Problem: An exact copy of the data is needed, but without any of its images.

** Opening Source material block **

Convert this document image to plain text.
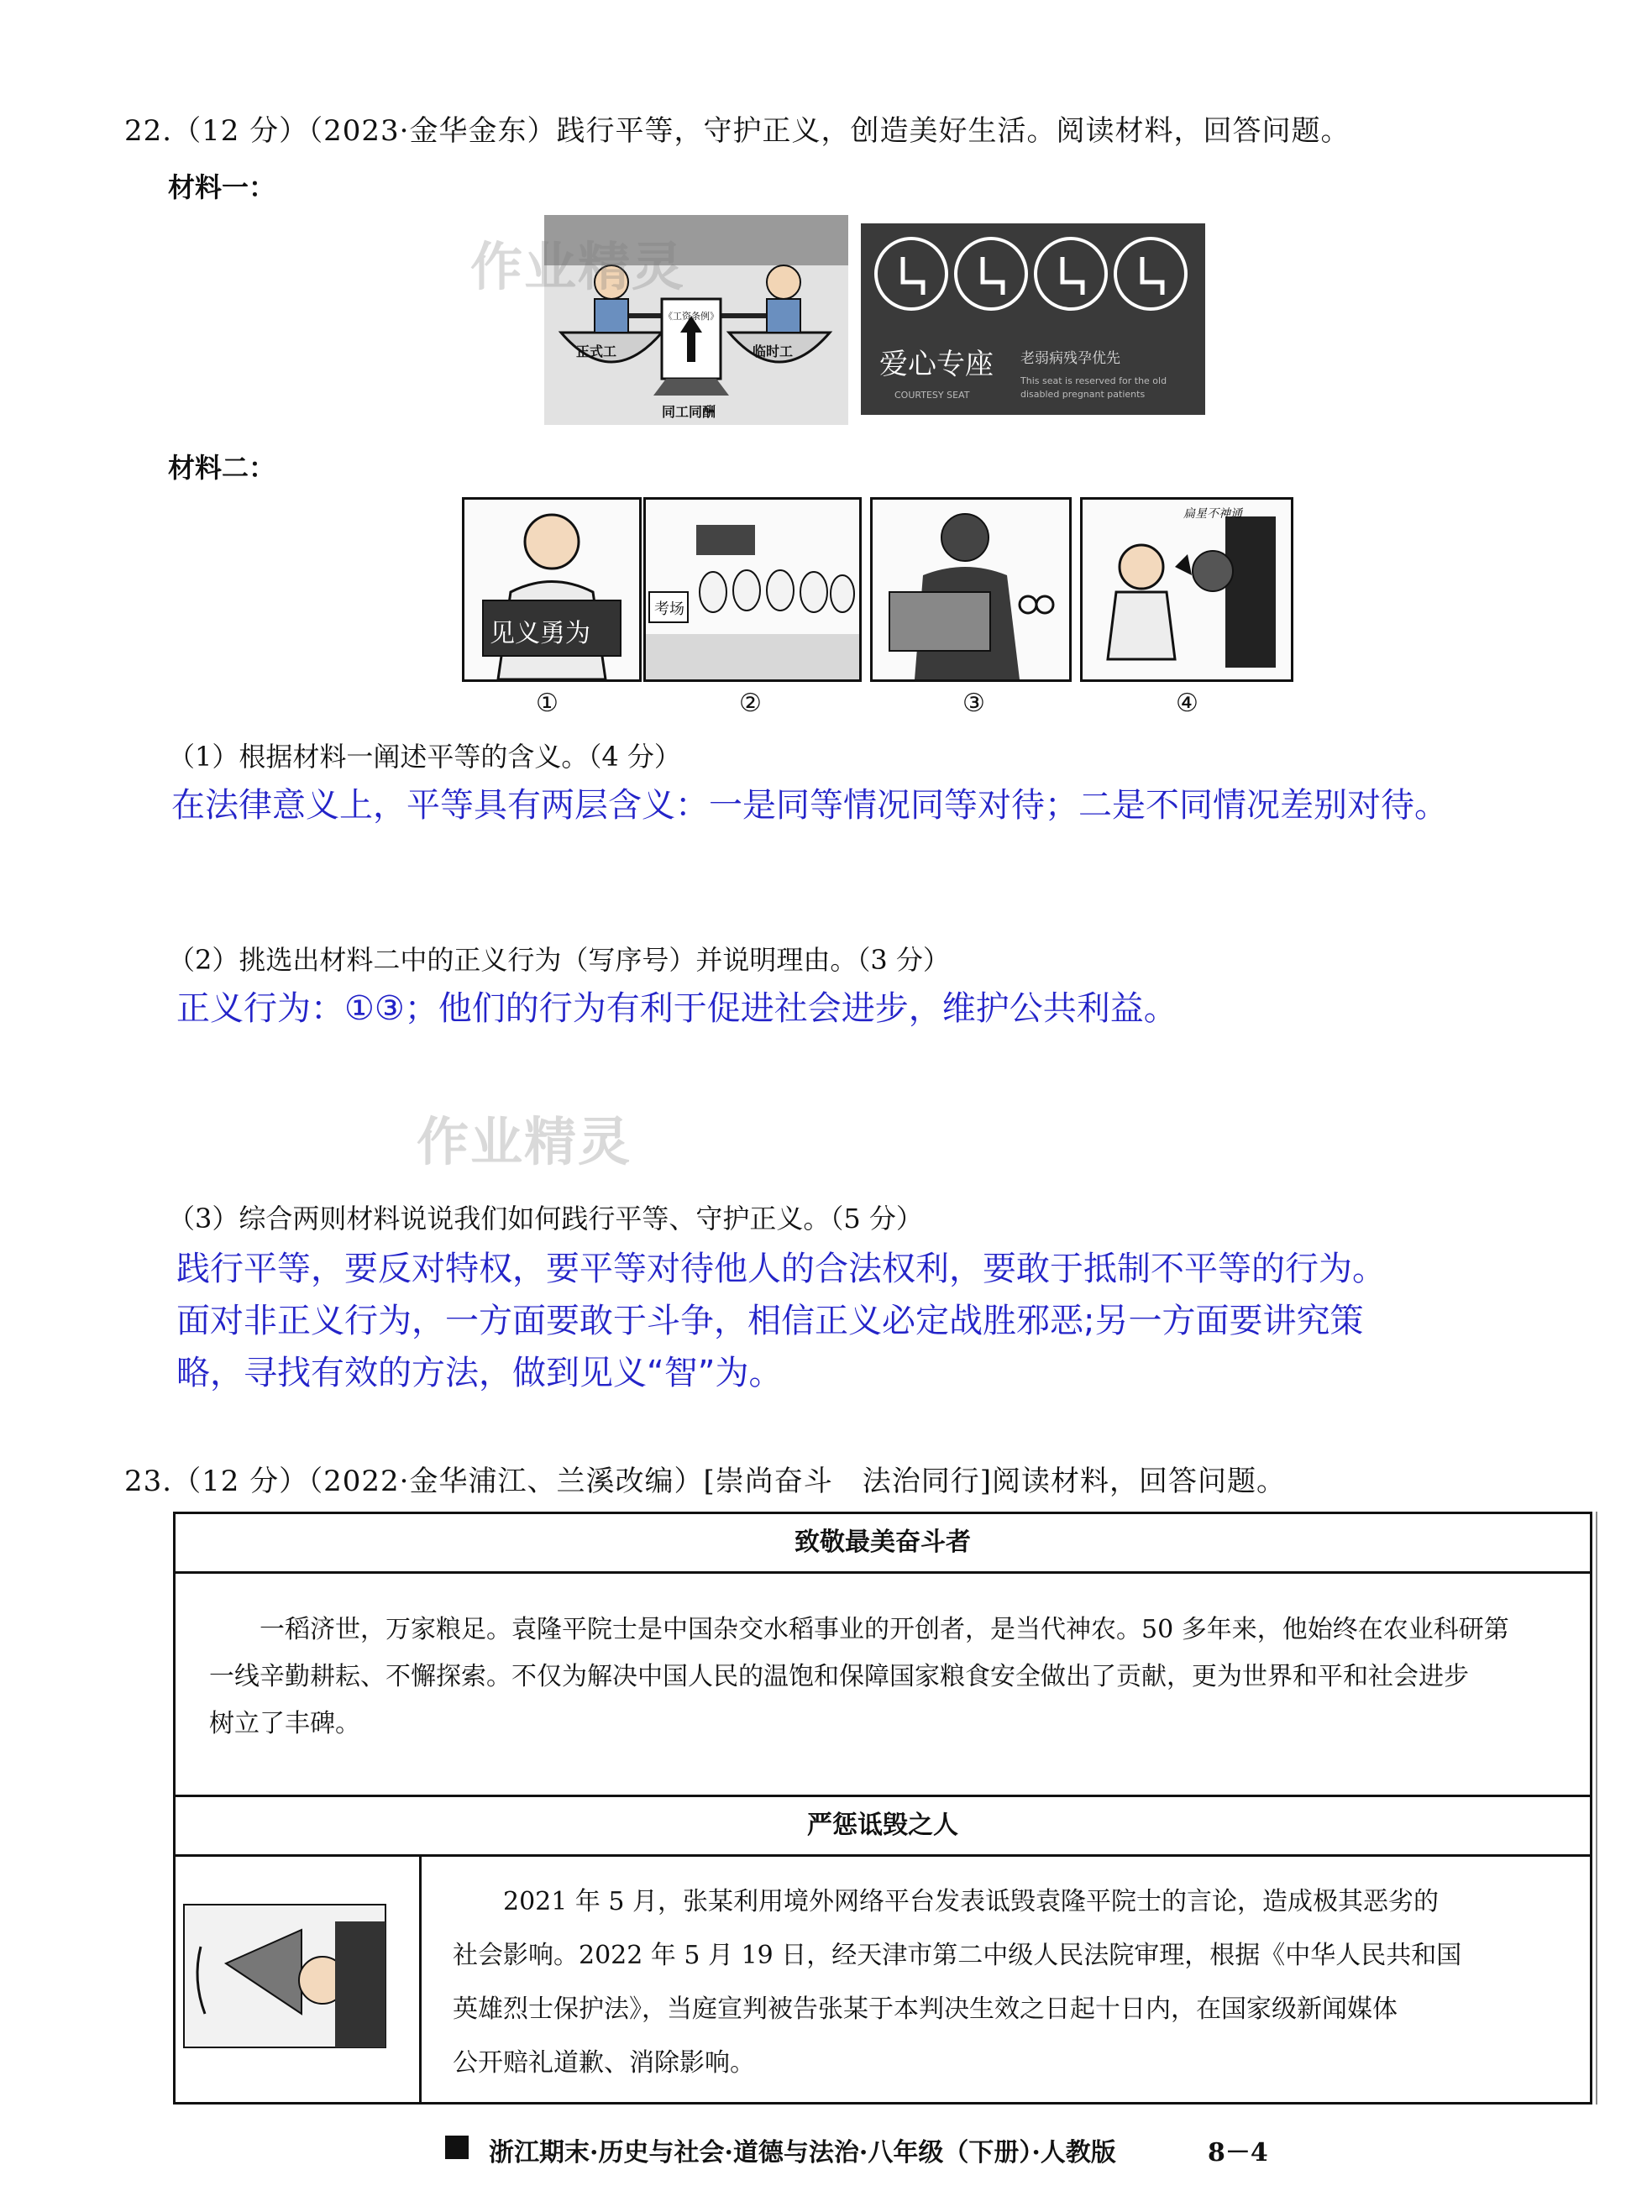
22.（12 分）（2023·金华金东）践行平等，守护正义，创造美好生活。阅读材料，回答问题。
材料一：
正式工	临时工
《工资条例》
同工同酬
爱心专座 老弱病残孕优先
COURTESY SEAT
This seat is reserved for the old disabled pregnant patients
作业精灵
材料二：
见义勇为
考场
扁星不神通
①	②	③	④
（1）根据材料一阐述平等的含义。（4 分）
在法律意义上，平等具有两层含义：一是同等情况同等对待；二是不同情况差别对待。
（2）挑选出材料二中的正义行为（写序号）并说明理由。（3 分）
正义行为：①③；他们的行为有利于促进社会进步，维护公共利益。
作业精灵
（3）综合两则材料说说我们如何践行平等、守护正义。（5 分）
践行平等，要反对特权，要平等对待他人的合法权利，要敢于抵制不平等的行为。
面对非正义行为，一方面要敢于斗争，相信正义必定战胜邪恶;另一方面要讲究策
略，寻找有效的方法，做到见义“智”为。
23.（12 分）（2022·金华浦江、兰溪改编）[崇尚奋斗　法治同行]阅读材料，回答问题。
致敬最美奋斗者
一稻济世，万家粮足。袁隆平院士是中国杂交水稻事业的开创者，是当代神农。50 多年来，他始终在农业科研第
一线辛勤耕耘、不懈探索。不仅为解决中国人民的温饱和保障国家粮食安全做出了贡献，更为世界和平和社会进步
树立了丰碑。
严惩诋毁之人
2021 年 5 月，张某利用境外网络平台发表诋毁袁隆平院士的言论，造成极其恶劣的
社会影响。2022 年 5 月 19 日，经天津市第二中级人民法院审理，根据《中华人民共和国
英雄烈士保护法》，当庭宣判被告张某于本判决生效之日起十日内，在国家级新闻媒体
公开赔礼道歉、消除影响。
浙江期末·历史与社会·道德与法治·八年级（下册）·人教版	8－4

** Closing Source material block **

Exercise response:
Convert this document image to plain text.
22.（12 分）（2023·金华金东）践行平等，守护正义，创造美好生活。阅读材料，回答问题。
材料一：
正式工	临时工
《工资条例》
同工同酬
爱心专座 老弱病残孕优先
COURTESY SEAT
This seat is reserved for the old disabled pregnant patients
作业精灵
材料二：
见义勇为
考场
扁星不神通
①	②	③	④
（1）根据材料一阐述平等的含义。（4 分）
在法律意义上，平等具有两层含义：一是同等情况同等对待；二是不同情况差别对待。
（2）挑选出材料二中的正义行为（写序号）并说明理由。（3 分）
正义行为：①③；他们的行为有利于促进社会进步，维护公共利益。
作业精灵
（3）综合两则材料说说我们如何践行平等、守护正义。（5 分）
践行平等，要反对特权，要平等对待他人的合法权利，要敢于抵制不平等的行为。
面对非正义行为，一方面要敢于斗争，相信正义必定战胜邪恶;另一方面要讲究策
略，寻找有效的方法，做到见义“智”为。
23.（12 分）（2022·金华浦江、兰溪改编）[崇尚奋斗　法治同行]阅读材料，回答问题。
致敬最美奋斗者
一稻济世，万家粮足。袁隆平院士是中国杂交水稻事业的开创者，是当代神农。50 多年来，他始终在农业科研第
一线辛勤耕耘、不懈探索。不仅为解决中国人民的温饱和保障国家粮食安全做出了贡献，更为世界和平和社会进步
树立了丰碑。
严惩诋毁之人
2021 年 5 月，张某利用境外网络平台发表诋毁袁隆平院士的言论，造成极其恶劣的
社会影响。2022 年 5 月 19 日，经天津市第二中级人民法院审理，根据《中华人民共和国
英雄烈士保护法》，当庭宣判被告张某于本判决生效之日起十日内，在国家级新闻媒体
公开赔礼道歉、消除影响。
浙江期末·历史与社会·道德与法治·八年级（下册）·人教版	8－4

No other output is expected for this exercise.